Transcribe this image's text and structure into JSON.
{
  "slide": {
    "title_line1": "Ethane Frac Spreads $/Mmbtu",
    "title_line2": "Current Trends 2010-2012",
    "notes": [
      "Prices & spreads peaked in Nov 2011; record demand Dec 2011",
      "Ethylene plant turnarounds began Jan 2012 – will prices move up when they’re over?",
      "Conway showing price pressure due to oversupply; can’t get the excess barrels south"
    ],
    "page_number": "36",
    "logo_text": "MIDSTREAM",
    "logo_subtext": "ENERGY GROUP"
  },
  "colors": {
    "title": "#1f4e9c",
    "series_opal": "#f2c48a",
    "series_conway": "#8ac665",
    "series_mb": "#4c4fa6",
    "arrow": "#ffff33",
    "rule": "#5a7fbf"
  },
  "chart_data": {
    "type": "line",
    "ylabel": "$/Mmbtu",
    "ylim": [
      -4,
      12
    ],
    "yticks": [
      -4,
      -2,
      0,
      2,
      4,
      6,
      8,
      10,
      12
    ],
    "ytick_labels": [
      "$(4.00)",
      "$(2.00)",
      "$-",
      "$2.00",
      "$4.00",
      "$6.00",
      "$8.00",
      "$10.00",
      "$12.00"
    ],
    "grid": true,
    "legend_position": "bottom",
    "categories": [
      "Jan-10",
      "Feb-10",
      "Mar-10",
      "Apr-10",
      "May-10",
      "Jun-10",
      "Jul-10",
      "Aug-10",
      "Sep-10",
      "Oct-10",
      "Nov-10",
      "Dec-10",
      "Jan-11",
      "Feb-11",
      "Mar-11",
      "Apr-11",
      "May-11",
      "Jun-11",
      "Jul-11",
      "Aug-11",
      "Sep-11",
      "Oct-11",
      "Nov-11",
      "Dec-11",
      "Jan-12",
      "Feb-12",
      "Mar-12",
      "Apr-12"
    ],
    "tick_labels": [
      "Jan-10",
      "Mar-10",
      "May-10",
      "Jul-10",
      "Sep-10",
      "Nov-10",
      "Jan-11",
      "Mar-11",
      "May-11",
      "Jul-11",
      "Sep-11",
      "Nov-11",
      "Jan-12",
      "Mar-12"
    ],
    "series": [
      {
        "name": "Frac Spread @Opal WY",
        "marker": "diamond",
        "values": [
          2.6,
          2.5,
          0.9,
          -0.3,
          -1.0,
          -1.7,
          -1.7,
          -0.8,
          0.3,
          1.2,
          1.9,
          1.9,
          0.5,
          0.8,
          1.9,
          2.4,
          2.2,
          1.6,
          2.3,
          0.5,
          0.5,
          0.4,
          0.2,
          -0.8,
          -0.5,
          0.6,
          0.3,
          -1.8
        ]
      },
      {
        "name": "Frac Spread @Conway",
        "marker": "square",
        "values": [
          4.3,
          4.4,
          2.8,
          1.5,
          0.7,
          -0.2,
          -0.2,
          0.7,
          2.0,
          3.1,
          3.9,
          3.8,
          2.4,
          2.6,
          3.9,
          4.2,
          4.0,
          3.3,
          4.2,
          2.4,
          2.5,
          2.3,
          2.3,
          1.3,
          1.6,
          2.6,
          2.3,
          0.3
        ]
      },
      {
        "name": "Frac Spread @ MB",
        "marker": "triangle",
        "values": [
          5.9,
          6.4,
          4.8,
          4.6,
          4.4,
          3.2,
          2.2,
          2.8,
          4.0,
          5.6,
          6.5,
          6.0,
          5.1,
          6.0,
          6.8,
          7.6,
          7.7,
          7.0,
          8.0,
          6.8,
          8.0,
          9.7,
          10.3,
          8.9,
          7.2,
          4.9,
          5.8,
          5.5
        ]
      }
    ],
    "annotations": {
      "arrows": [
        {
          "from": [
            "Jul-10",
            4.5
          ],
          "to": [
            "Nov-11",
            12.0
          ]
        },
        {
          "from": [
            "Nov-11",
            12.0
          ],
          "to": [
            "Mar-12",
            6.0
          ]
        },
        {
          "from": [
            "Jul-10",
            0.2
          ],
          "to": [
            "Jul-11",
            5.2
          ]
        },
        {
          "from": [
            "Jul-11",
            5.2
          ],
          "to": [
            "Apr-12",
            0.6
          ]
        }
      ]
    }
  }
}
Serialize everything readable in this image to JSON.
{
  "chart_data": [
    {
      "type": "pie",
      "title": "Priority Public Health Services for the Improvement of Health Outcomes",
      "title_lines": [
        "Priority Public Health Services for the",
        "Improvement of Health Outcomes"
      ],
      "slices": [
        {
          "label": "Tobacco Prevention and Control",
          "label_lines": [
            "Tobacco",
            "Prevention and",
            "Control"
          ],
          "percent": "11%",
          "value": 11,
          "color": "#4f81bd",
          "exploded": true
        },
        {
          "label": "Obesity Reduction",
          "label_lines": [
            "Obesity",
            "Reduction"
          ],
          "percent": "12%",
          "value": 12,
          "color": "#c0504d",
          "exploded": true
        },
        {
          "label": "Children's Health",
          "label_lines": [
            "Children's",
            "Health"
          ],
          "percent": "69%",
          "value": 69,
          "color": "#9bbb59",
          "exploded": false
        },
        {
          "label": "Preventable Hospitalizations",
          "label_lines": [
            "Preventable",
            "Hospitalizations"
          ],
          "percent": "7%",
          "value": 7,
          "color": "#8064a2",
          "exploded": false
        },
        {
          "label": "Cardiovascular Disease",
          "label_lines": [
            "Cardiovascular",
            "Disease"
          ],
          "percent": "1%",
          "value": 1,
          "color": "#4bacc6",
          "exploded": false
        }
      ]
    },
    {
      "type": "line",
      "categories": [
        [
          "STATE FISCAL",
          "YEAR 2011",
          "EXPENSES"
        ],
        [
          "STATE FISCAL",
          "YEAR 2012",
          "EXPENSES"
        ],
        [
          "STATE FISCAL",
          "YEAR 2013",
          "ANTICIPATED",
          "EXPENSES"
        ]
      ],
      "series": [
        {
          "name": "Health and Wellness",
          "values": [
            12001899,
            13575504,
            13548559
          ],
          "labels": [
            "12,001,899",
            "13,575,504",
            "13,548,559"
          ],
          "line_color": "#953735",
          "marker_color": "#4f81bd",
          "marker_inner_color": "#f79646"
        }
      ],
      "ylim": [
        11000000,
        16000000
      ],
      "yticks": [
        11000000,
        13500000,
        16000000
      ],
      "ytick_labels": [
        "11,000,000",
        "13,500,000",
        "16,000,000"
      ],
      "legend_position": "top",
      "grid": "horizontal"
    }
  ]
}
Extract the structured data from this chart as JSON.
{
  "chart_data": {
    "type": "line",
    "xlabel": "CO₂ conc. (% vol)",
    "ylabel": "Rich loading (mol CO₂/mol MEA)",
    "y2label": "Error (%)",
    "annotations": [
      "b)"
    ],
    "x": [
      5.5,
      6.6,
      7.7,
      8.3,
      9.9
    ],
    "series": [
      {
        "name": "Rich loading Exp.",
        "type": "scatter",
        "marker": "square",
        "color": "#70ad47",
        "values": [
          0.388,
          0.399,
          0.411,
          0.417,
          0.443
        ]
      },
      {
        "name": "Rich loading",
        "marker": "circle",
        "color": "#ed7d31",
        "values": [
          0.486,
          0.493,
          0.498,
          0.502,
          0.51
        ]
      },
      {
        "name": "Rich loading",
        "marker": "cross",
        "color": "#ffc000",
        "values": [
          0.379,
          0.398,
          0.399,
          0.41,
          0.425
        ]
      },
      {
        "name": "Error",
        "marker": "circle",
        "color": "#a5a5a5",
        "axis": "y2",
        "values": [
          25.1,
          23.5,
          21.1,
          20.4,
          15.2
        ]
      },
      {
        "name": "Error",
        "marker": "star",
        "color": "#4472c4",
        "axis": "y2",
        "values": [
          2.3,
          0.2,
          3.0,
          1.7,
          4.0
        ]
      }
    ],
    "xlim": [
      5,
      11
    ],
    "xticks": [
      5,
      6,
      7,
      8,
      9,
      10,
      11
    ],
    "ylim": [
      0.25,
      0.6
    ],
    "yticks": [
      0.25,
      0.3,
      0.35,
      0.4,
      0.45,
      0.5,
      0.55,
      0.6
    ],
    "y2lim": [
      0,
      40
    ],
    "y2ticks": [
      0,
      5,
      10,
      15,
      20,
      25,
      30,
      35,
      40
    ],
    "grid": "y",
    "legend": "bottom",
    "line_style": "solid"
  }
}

What the task asks: Only a number is wanted: how many lines contain the word "percent"?

Response for this exercise: 5